## start MATERIAL TO PROCESS
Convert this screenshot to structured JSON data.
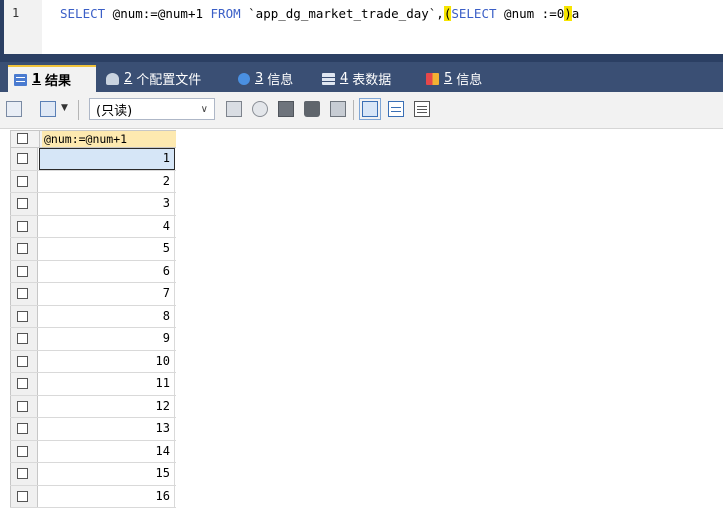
{
  "editor": {
    "line_number": "1",
    "code": {
      "kw_select1": "SELECT",
      "part1": " @num:=@num+1 ",
      "kw_from": "FROM",
      "part2": " `app_dg_market_trade_day`,",
      "paren_open": "(",
      "kw_select2": "SELECT",
      "part3": " @num :=0",
      "paren_close": ")",
      "part4": "a"
    }
  },
  "tabs": [
    {
      "num": "1",
      "label": "结果",
      "icon": "results-grid-icon"
    },
    {
      "num": "2",
      "label": "个配置文件",
      "icon": "profile-icon"
    },
    {
      "num": "3",
      "label": "信息",
      "icon": "info-icon"
    },
    {
      "num": "4",
      "label": "表数据",
      "icon": "table-data-icon"
    },
    {
      "num": "5",
      "label": "信息",
      "icon": "info-puzzle-icon"
    }
  ],
  "toolbar": {
    "mode_select": "(只读)"
  },
  "grid": {
    "column": "@num:=@num+1",
    "rows": [
      "1",
      "2",
      "3",
      "4",
      "5",
      "6",
      "7",
      "8",
      "9",
      "10",
      "11",
      "12",
      "13",
      "14",
      "15",
      "16"
    ]
  },
  "colors": {
    "navy": "#2b3f63",
    "tab_bar": "#3a4f74",
    "highlight": "#f7e500",
    "header_cell": "#fde9b0",
    "selected_cell": "#d6e6f7"
  }
}
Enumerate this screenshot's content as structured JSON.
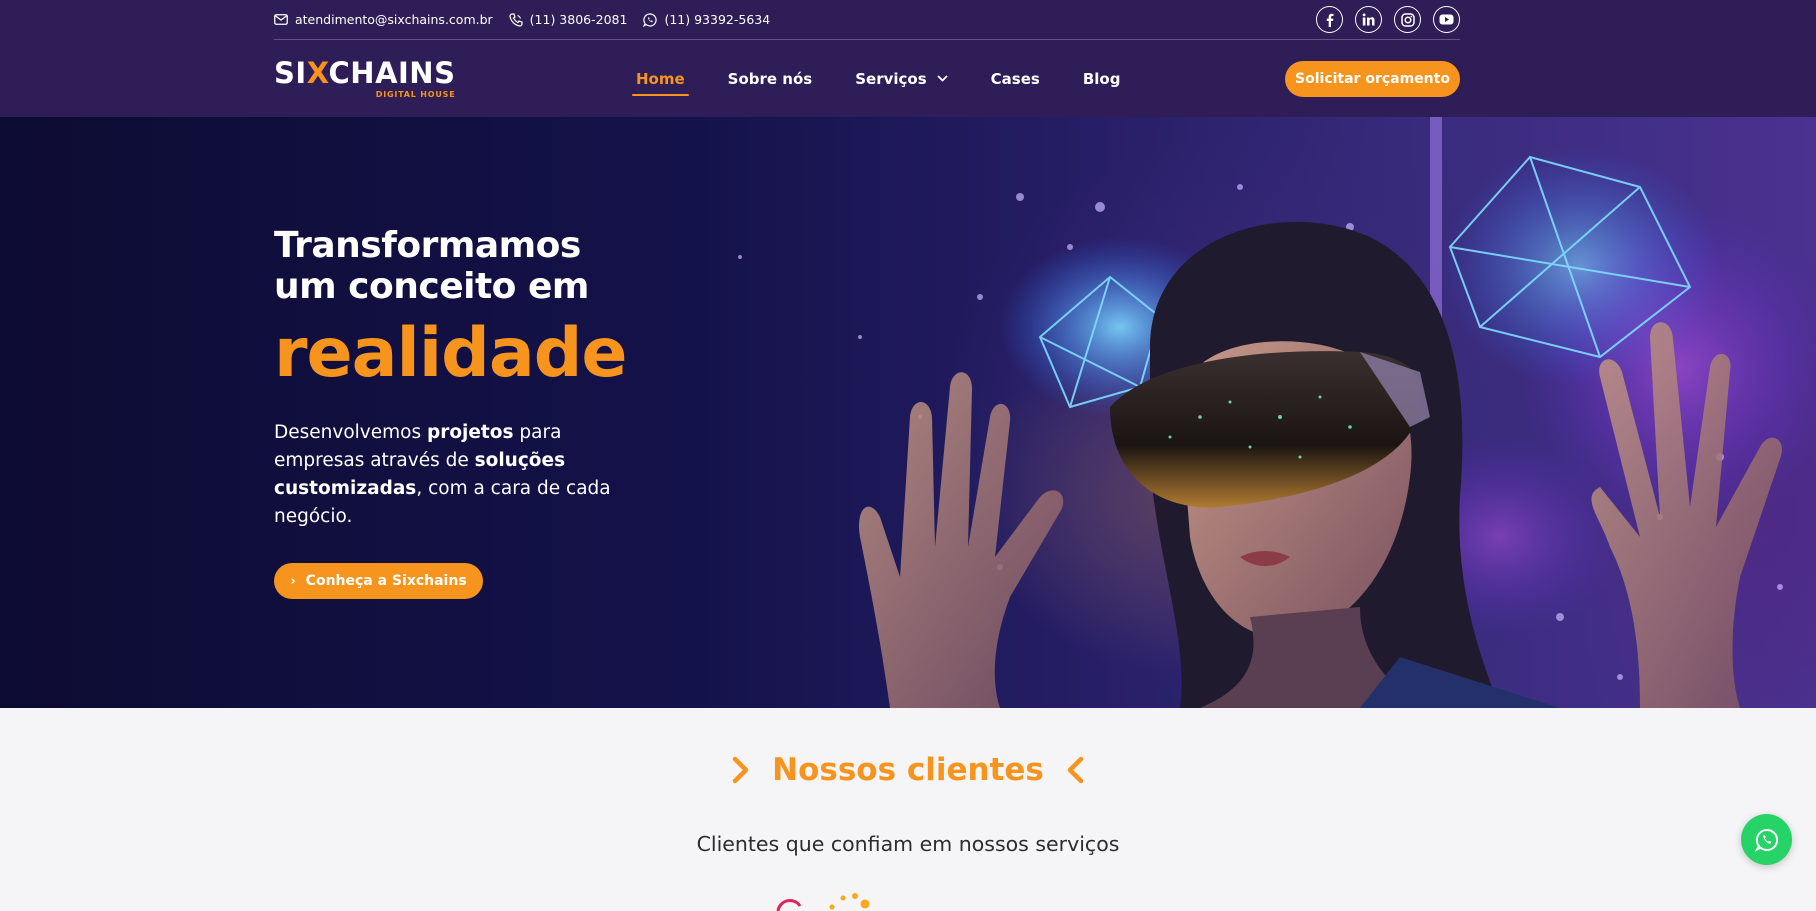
## end MATERIAL TO PROCESS
■ SET EXERCISE
Omit the pictures and reproduce the listing exactly.

■ THE ANSWER
Convert this screenshot to structured JSON data.
{
  "editor": {
    "line_number": "1",
    "code": {
      "kw_select1": "SELECT",
      "part1": " @num:=@num+1 ",
      "kw_from": "FROM",
      "part2": " `app_dg_market_trade_day`,",
      "paren_open": "(",
      "kw_select2": "SELECT",
      "part3": " @num :=0",
      "paren_close": ")",
      "part4": "a"
    }
  },
  "tabs": [
    {
      "num": "1",
      "label": "结果",
      "icon": "results-grid-icon"
    },
    {
      "num": "2",
      "label": "个配置文件",
      "icon": "profile-icon"
    },
    {
      "num": "3",
      "label": "信息",
      "icon": "info-icon"
    },
    {
      "num": "4",
      "label": "表数据",
      "icon": "table-data-icon"
    },
    {
      "num": "5",
      "label": "信息",
      "icon": "info-puzzle-icon"
    }
  ],
  "toolbar": {
    "mode_select": "(只读)"
  },
  "grid": {
    "column": "@num:=@num+1",
    "rows": [
      "1",
      "2",
      "3",
      "4",
      "5",
      "6",
      "7",
      "8",
      "9",
      "10",
      "11",
      "12",
      "13",
      "14",
      "15",
      "16"
    ]
  },
  "colors": {
    "navy": "#2b3f63",
    "tab_bar": "#3a4f74",
    "highlight": "#f7e500",
    "header_cell": "#fde9b0",
    "selected_cell": "#d6e6f7"
  }
}
Enumerate this screenshot's content as structured JSON.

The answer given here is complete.